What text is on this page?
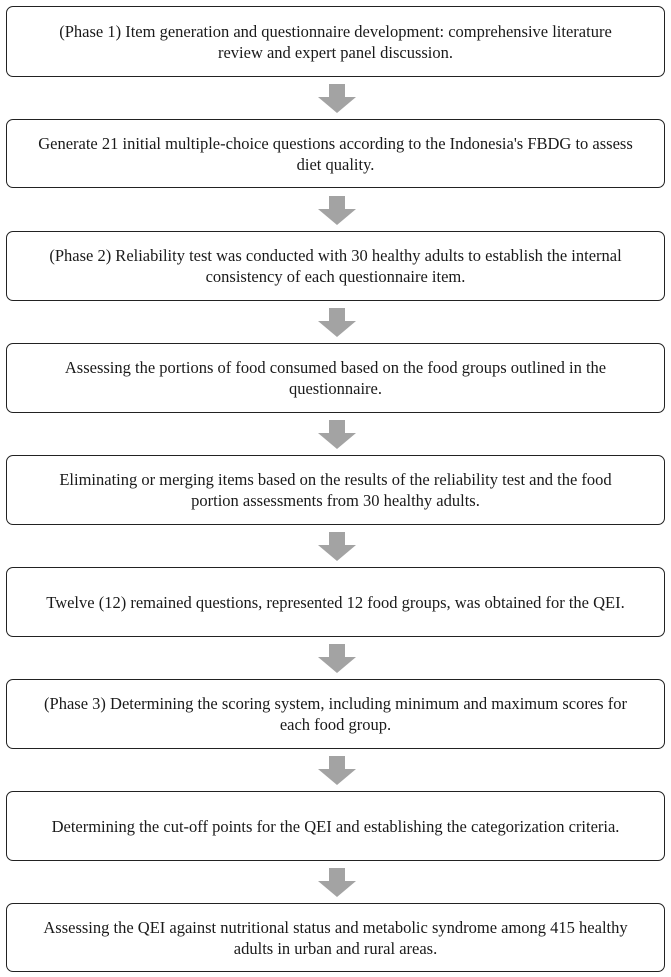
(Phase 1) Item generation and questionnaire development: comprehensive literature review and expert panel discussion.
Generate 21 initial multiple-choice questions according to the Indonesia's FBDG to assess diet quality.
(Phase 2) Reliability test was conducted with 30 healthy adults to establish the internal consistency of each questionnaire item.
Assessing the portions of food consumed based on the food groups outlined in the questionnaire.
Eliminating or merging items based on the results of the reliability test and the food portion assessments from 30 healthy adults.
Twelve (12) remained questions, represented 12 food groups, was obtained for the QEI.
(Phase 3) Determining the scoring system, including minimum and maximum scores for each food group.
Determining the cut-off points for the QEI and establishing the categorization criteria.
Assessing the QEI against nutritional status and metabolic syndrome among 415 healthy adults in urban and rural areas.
----
● **Exercise aim**: Print all the records again exactly; do not include any picture.

● **Solution for this task**:
What text is on this page?
(Phase 1) Item generation and questionnaire development: comprehensive literature review and expert panel discussion.
Generate 21 initial multiple-choice questions according to the Indonesia's FBDG to assess diet quality.
(Phase 2) Reliability test was conducted with 30 healthy adults to establish the internal consistency of each questionnaire item.
Assessing the portions of food consumed based on the food groups outlined in the questionnaire.
Eliminating or merging items based on the results of the reliability test and the food portion assessments from 30 healthy adults.
Twelve (12) remained questions, represented 12 food groups, was obtained for the QEI.
(Phase 3) Determining the scoring system, including minimum and maximum scores for each food group.
Determining the cut-off points for the QEI and establishing the categorization criteria.
Assessing the QEI against nutritional status and metabolic syndrome among 415 healthy adults in urban and rural areas.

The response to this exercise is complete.